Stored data
>> Begin

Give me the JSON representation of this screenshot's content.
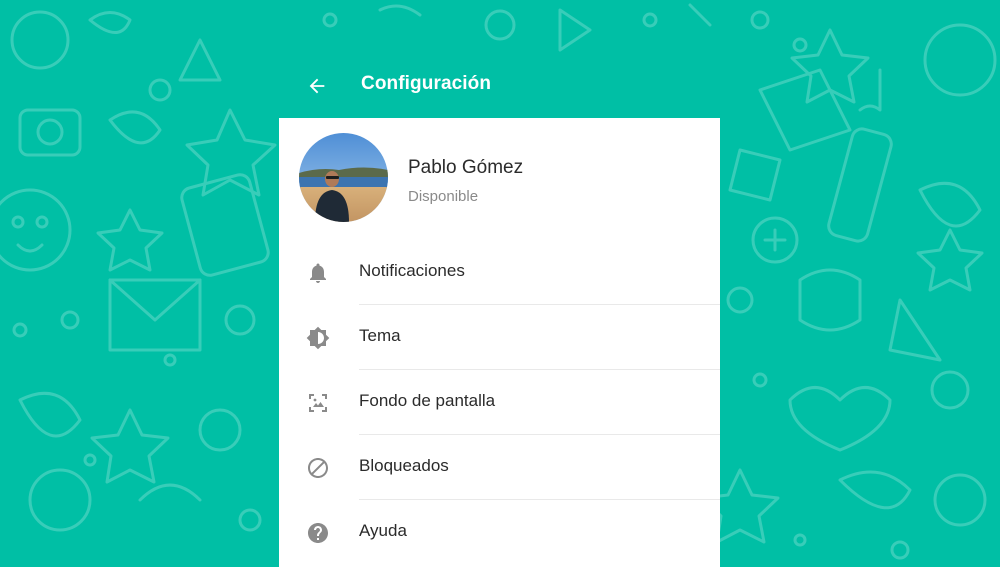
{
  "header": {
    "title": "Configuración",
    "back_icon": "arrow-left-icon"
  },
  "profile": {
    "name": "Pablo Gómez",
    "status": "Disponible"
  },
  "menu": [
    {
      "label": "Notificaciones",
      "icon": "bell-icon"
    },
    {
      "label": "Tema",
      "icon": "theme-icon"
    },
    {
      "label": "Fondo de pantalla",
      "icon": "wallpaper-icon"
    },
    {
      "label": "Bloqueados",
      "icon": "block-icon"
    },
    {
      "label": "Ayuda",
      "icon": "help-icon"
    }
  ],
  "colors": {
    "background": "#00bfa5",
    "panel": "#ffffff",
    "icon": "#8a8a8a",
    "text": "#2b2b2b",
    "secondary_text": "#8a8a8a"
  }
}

>> End
>> Begin

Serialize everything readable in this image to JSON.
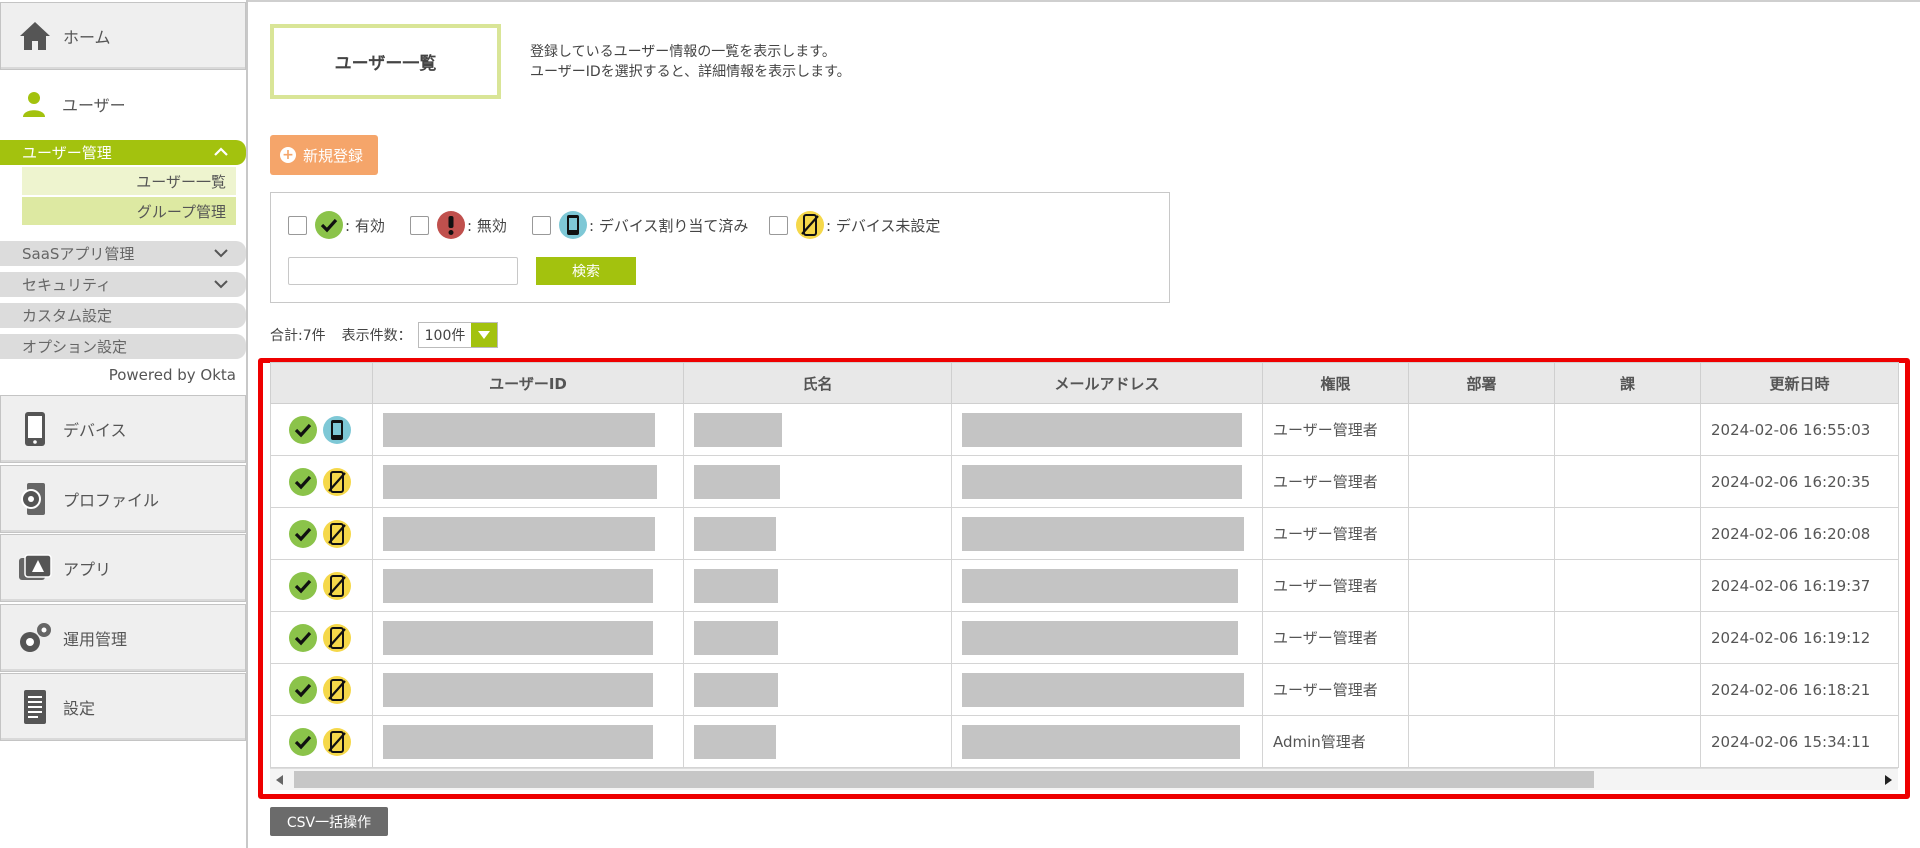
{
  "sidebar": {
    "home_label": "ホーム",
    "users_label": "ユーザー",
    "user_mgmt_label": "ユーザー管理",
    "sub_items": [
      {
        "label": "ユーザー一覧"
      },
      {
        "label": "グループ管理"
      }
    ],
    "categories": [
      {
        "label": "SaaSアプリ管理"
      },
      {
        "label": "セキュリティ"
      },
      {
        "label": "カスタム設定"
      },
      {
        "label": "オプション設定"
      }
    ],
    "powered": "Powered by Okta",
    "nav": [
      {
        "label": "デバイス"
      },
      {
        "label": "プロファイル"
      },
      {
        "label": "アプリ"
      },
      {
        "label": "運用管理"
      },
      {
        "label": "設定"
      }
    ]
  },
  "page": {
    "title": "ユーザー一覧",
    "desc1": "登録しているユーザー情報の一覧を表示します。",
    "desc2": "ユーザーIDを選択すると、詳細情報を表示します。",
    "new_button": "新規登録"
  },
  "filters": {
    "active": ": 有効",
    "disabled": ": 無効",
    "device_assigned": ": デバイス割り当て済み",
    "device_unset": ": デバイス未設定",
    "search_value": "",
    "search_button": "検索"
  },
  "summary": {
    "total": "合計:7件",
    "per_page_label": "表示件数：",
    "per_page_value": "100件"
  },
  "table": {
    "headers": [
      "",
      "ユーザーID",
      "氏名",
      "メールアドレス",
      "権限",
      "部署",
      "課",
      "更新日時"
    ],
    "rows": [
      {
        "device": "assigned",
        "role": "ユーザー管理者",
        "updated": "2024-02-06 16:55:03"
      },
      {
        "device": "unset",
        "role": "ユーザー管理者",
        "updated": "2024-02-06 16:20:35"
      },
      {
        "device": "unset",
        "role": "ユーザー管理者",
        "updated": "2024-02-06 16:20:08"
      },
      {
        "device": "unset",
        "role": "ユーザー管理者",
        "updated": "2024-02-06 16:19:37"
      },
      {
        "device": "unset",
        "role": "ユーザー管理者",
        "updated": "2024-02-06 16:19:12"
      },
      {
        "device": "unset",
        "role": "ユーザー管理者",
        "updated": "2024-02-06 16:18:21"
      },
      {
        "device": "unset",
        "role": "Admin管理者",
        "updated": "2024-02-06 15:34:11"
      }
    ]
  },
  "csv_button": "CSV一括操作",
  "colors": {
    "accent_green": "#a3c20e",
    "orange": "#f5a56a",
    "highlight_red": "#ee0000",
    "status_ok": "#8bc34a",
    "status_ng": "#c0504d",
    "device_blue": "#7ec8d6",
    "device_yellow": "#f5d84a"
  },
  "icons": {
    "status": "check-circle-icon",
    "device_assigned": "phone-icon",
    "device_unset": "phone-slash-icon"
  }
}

>> End
>> Begin

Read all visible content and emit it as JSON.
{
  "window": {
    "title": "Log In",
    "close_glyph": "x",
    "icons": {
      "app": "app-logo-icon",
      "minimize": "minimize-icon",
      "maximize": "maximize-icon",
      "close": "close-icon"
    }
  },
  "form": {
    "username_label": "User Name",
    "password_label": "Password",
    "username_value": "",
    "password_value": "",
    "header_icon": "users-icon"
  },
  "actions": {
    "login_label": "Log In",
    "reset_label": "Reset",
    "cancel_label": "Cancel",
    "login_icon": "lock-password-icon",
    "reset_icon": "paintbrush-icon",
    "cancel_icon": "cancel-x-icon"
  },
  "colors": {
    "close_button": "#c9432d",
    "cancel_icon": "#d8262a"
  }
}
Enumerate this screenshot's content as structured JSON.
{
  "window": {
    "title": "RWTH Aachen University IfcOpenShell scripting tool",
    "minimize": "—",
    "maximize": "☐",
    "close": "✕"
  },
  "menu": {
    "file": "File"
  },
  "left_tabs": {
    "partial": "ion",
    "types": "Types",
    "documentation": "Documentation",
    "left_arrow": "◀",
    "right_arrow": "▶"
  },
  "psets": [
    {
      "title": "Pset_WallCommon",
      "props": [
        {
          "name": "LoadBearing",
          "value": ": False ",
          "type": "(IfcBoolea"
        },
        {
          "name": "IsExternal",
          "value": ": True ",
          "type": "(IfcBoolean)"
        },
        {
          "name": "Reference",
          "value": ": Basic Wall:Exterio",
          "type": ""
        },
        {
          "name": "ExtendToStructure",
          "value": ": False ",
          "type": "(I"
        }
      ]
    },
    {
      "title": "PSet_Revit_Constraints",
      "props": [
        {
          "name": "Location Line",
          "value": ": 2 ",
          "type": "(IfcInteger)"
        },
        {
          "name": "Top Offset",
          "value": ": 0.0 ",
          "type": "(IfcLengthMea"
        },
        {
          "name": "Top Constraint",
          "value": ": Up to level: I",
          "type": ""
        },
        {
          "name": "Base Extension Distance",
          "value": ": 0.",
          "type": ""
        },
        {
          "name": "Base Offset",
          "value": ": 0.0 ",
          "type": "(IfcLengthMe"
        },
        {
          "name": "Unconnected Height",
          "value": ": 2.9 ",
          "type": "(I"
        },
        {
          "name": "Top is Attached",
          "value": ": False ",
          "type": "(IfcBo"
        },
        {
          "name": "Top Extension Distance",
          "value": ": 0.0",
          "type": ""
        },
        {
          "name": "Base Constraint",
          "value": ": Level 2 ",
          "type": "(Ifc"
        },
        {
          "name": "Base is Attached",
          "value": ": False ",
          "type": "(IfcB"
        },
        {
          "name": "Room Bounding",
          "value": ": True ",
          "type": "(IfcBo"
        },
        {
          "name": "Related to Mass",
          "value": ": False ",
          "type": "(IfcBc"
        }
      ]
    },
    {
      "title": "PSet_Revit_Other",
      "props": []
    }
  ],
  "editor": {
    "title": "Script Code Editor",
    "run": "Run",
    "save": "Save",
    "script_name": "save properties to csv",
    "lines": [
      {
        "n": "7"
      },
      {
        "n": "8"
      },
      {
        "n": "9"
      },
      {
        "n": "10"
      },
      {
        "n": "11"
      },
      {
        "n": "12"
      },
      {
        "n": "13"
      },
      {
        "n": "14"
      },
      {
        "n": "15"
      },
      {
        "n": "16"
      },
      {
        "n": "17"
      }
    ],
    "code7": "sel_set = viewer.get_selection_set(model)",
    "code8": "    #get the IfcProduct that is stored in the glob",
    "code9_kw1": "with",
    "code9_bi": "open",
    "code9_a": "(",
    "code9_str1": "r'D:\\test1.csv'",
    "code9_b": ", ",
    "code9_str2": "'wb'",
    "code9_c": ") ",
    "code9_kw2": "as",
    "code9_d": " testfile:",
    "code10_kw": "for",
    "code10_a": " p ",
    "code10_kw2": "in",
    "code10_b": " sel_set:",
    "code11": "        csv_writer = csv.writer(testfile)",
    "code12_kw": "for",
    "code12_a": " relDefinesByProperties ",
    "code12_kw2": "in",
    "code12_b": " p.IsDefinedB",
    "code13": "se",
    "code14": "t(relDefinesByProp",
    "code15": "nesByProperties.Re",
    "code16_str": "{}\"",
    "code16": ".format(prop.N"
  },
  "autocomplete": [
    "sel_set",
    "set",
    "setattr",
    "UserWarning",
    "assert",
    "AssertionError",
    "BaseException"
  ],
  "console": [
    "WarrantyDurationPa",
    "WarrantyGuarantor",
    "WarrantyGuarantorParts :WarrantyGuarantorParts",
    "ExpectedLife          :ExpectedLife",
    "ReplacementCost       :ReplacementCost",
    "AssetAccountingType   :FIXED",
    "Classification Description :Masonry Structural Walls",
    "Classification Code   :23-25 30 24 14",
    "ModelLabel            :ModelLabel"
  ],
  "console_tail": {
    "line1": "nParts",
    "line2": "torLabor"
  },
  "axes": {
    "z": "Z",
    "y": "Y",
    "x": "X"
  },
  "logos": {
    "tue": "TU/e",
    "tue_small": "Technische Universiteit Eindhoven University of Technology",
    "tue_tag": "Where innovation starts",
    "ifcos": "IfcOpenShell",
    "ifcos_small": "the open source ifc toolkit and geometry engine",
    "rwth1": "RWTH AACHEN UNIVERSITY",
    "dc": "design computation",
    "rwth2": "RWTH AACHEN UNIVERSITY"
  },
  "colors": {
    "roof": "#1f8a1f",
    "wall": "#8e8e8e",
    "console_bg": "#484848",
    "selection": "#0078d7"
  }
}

>> End

Reproduce each line from the records that contains the word "Attached".

          "name": "Top is Attached",
          "name": "Base is Attached",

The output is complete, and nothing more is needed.